Part of a data file
================================
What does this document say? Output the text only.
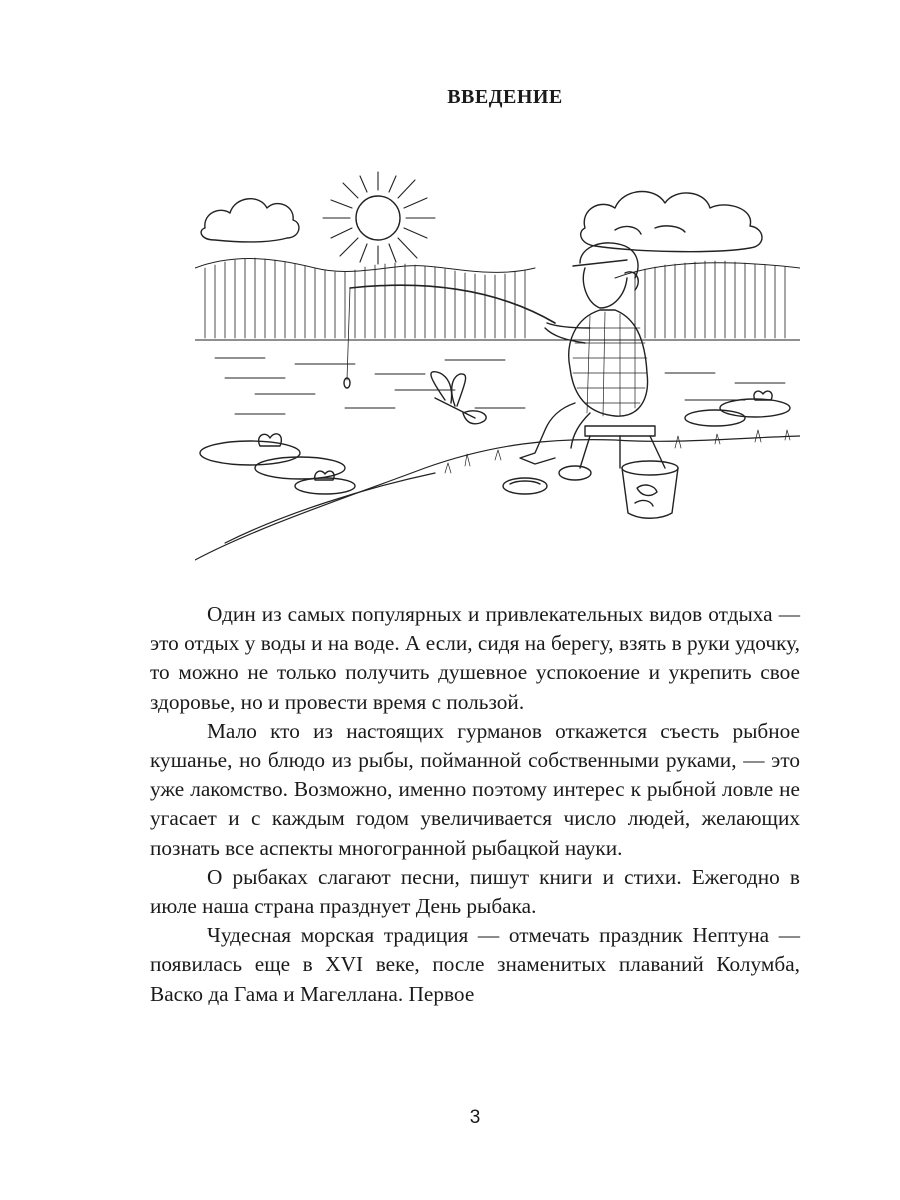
ВВЕДЕНИЕ

Один из самых популярных и привлекательных видов отдыха — это отдых у воды и на воде. А если, сидя на берегу, взять в руки удочку, то можно не только получить душевное успокоение и укрепить свое здоровье, но и провести время с пользой.

Мало кто из настоящих гурманов откажется съесть рыбное кушанье, но блюдо из рыбы, пойманной собственными руками, — это уже лакомство. Возможно, именно поэтому интерес к рыбной ловле не угасает и с каждым годом увеличивается число людей, желающих познать все аспекты многогранной рыбацкой науки.

О рыбаках слагают песни, пишут книги и стихи. Ежегодно в июле наша страна празднует День рыбака.

Чудесная морская традиция — отмечать праздник Нептуна — появилась еще в XVI веке, после знаменитых плаваний Колумба, Васко да Гама и Магеллана. Первое

3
================================
(EXERCISE DIRECTIONS)
Copy all the records above exactly, but leave out the pictures.

(ANSWER TO THIS EXERCISE)
What does this document say? Output the text only.
ВВЕДЕНИЕ

Один из самых популярных и привлекательных видов отдыха — это отдых у воды и на воде. А если, сидя на берегу, взять в руки удочку, то можно не только получить душевное успокоение и укрепить свое здоровье, но и провести время с пользой.

Мало кто из настоящих гурманов откажется съесть рыбное кушанье, но блюдо из рыбы, пойманной собственными руками, — это уже лакомство. Возможно, именно поэтому интерес к рыбной ловле не угасает и с каждым годом увеличивается число людей, желающих познать все аспекты многогранной рыбацкой науки.

О рыбаках слагают песни, пишут книги и стихи. Ежегодно в июле наша страна празднует День рыбака.

Чудесная морская традиция — отмечать праздник Нептуна — появилась еще в XVI веке, после знаменитых плаваний Колумба, Васко да Гама и Магеллана. Первое

3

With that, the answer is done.